▶ _Goal of the exercise_
Begin at the line that has "checkbox-recycle-bin[interactable]: Recycle Bin" and stop after the line that has "checkbox-allow-themes[interactable]: Allow themes". Return only those lines of the listing, switching every "Recycle Bin" to "Trash Can" and leaving everything else unchanged.

▶ _The input_
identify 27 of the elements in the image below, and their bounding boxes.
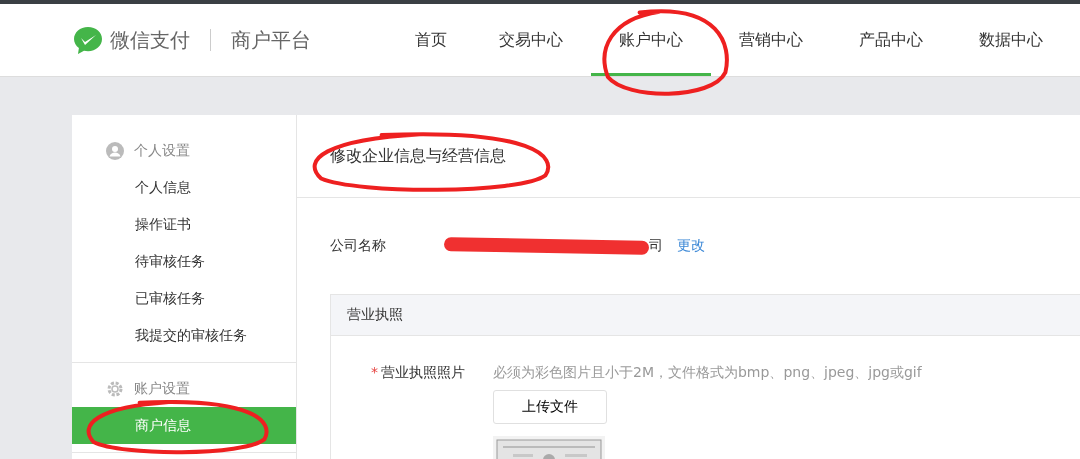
section-title: 营业执照	[347, 306, 403, 324]
group-title: 个人设置	[134, 142, 190, 160]
nav-tab[interactable]: 产品中心	[831, 4, 951, 76]
field-label: 公司名称	[330, 237, 387, 255]
nav-tab[interactable]: 交易中心	[471, 4, 591, 76]
brand-name: 微信支付	[110, 26, 190, 54]
hint-text: 必须为彩色图片且小于2M，文件格式为bmp、png、jpeg、jpg或gif	[493, 364, 922, 382]
nav-tab[interactable]: 营销中心	[711, 4, 831, 76]
person-icon	[106, 142, 124, 160]
product-name: 商户平台	[231, 26, 311, 54]
gear-icon	[106, 380, 124, 398]
sidebar-item[interactable]: 我提交的审核任务	[72, 317, 296, 354]
company-name: 司	[649, 237, 663, 255]
sidebar-item[interactable]: 操作证书	[72, 206, 296, 243]
change-link[interactable]: 更改	[677, 237, 705, 255]
page-title: 修改企业信息与经营信息	[330, 145, 506, 167]
group-title: 账户设置	[134, 380, 190, 398]
sidebar-item[interactable]: 个人信息	[72, 169, 296, 206]
required-mark: *	[371, 364, 378, 380]
field-label: 营业执照照片	[381, 364, 465, 380]
upload-button[interactable]: 上传文件	[493, 390, 607, 424]
nav-tab[interactable]: 数据中心	[951, 4, 1071, 76]
sidebar-item[interactable]: 待审核任务	[72, 243, 296, 280]
nav-tab[interactable]: 账户中心	[591, 4, 711, 76]
wechat-pay-logo-icon	[72, 25, 104, 55]
sidebar-item[interactable]: 已审核任务	[72, 280, 296, 317]
nav-tab[interactable]: 首页	[391, 4, 471, 76]
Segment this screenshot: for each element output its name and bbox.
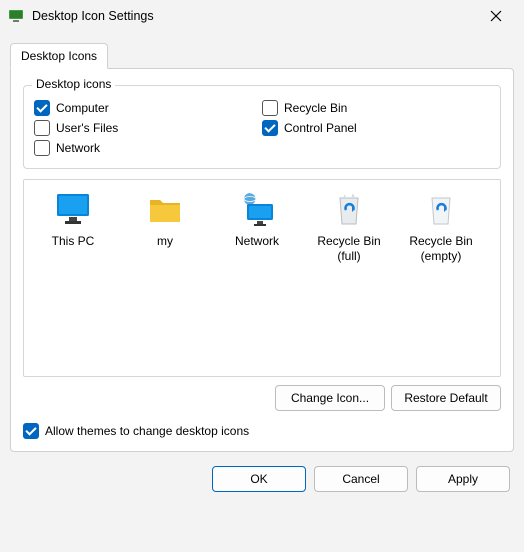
checkbox-recycle-bin[interactable]: Recycle Bin bbox=[262, 100, 490, 116]
icon-preview: This PC my Network Recycle Bin (full) bbox=[23, 179, 501, 377]
ok-button[interactable]: OK bbox=[212, 466, 306, 492]
preview-item-recycle-empty[interactable]: Recycle Bin (empty) bbox=[396, 190, 486, 264]
checkbox-allow-themes[interactable]: Allow themes to change desktop icons bbox=[23, 423, 501, 439]
desktop-icons-group: Desktop icons Computer User's Files Netw… bbox=[23, 85, 501, 169]
checkbox-icon bbox=[23, 423, 39, 439]
preview-label: my bbox=[157, 234, 173, 249]
preview-label: This PC bbox=[52, 234, 95, 249]
preview-label: Recycle Bin (full) bbox=[304, 234, 394, 264]
network-icon bbox=[237, 190, 277, 228]
checkbox-icon bbox=[34, 100, 50, 116]
preview-item-recycle-full[interactable]: Recycle Bin (full) bbox=[304, 190, 394, 264]
preview-label: Recycle Bin (empty) bbox=[396, 234, 486, 264]
apply-button[interactable]: Apply bbox=[416, 466, 510, 492]
preview-label: Network bbox=[235, 234, 279, 249]
restore-default-button[interactable]: Restore Default bbox=[391, 385, 501, 411]
checkbox-users-files[interactable]: User's Files bbox=[34, 120, 262, 136]
checkbox-network[interactable]: Network bbox=[34, 140, 262, 156]
checkbox-icon bbox=[34, 140, 50, 156]
dialog-footer: OK Cancel Apply bbox=[0, 452, 524, 506]
checkbox-icon bbox=[262, 100, 278, 116]
preview-item-this-pc[interactable]: This PC bbox=[28, 190, 118, 249]
checkbox-label: User's Files bbox=[56, 121, 118, 135]
preview-item-my[interactable]: my bbox=[120, 190, 210, 249]
checkbox-control-panel[interactable]: Control Panel bbox=[262, 120, 490, 136]
group-legend: Desktop icons bbox=[32, 77, 115, 91]
checkbox-label: Allow themes to change desktop icons bbox=[45, 424, 249, 438]
close-icon bbox=[490, 10, 502, 22]
folder-icon bbox=[145, 190, 185, 228]
cancel-button[interactable]: Cancel bbox=[314, 466, 408, 492]
recycle-bin-full-icon bbox=[329, 190, 369, 228]
checkbox-icon bbox=[34, 120, 50, 136]
close-button[interactable] bbox=[476, 2, 516, 30]
tab-desktop-icons[interactable]: Desktop Icons bbox=[10, 43, 108, 69]
recycle-bin-empty-icon bbox=[421, 190, 461, 228]
checkbox-label: Network bbox=[56, 141, 100, 155]
checkbox-computer[interactable]: Computer bbox=[34, 100, 262, 116]
titlebar: Desktop Icon Settings bbox=[0, 0, 524, 32]
checkbox-label: Computer bbox=[56, 101, 109, 115]
tab-strip: Desktop Icons bbox=[10, 42, 514, 68]
checkbox-label: Recycle Bin bbox=[284, 101, 347, 115]
preview-item-network[interactable]: Network bbox=[212, 190, 302, 249]
monitor-icon bbox=[53, 190, 93, 228]
app-icon bbox=[8, 8, 24, 24]
checkbox-label: Control Panel bbox=[284, 121, 357, 135]
tab-panel: Desktop icons Computer User's Files Netw… bbox=[10, 68, 514, 452]
window-title: Desktop Icon Settings bbox=[32, 9, 476, 23]
checkbox-icon bbox=[262, 120, 278, 136]
change-icon-button[interactable]: Change Icon... bbox=[275, 385, 385, 411]
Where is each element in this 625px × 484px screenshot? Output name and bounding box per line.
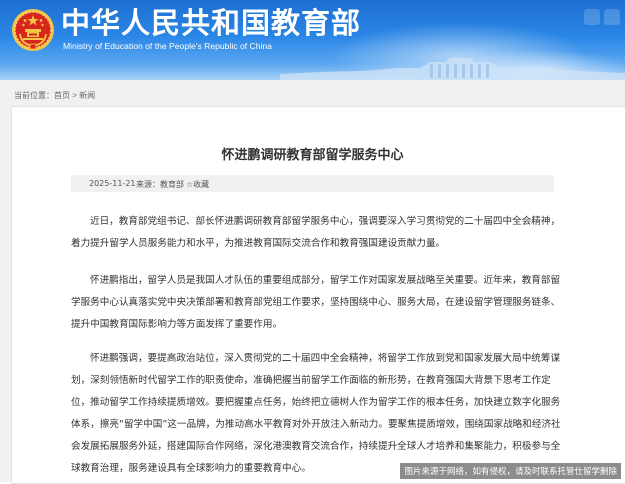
site-subtitle: Ministry of Education of the People's Re… (63, 41, 272, 51)
breadcrumb-news-link[interactable]: 新闻 (79, 91, 95, 100)
accessibility-icon[interactable] (584, 9, 600, 25)
national-emblem-icon[interactable] (11, 8, 55, 52)
site-title[interactable]: 中华人民共和国教育部 (61, 7, 361, 39)
favorite-label: 收藏 (193, 180, 210, 189)
menu-icon[interactable] (604, 9, 620, 25)
article-date: 2025-11-21 (89, 179, 136, 188)
article-paragraph: 怀进鹏指出，留学人员是我国人才队伍的重要组成部分，留学工作对国家发展战略至关重要… (71, 275, 561, 330)
breadcrumb-label: 当前位置： (14, 91, 54, 100)
breadcrumb-home-link[interactable]: 首页 (54, 91, 70, 100)
article-paragraph: 近日，教育部党组书记、部长怀进鹏调研教育部留学服务中心，强调要深入学习贯彻党的二… (71, 216, 561, 249)
article-paragraph: 怀进鹏强调，要提高政治站位，深入贯彻党的二十届四中全会精神，将留学工作放到党和国… (71, 353, 561, 474)
image-caption: 图片来源于网络，如有侵权，请及时联系托管仕留学删除 (400, 463, 621, 479)
breadcrumb-separator: > (72, 91, 77, 100)
breadcrumb: 当前位置：首页 > 新闻 (14, 90, 95, 101)
favorite-button[interactable]: ☆收藏 (186, 179, 209, 190)
site-header: 中华人民共和国教育部 Ministry of Education of the … (0, 0, 625, 80)
building-silhouette (280, 58, 625, 80)
article-source: 来源：教育部 (136, 180, 184, 189)
article-title: 怀进鹏调研教育部留学服务中心 (221, 148, 404, 163)
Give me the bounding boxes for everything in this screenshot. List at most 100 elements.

▶ _Written solution_
checkbox-recycle-bin[interactable]: Trash Can bbox=[262, 100, 490, 116]
icon-preview: This PC my Network Trash Can (full) bbox=[23, 179, 501, 377]
ok-button[interactable]: OK bbox=[212, 466, 306, 492]
preview-item-recycle-empty[interactable]: Trash Can (empty) bbox=[396, 190, 486, 264]
checkbox-allow-themes[interactable]: Allow themes to change desktop icons bbox=[23, 423, 501, 439]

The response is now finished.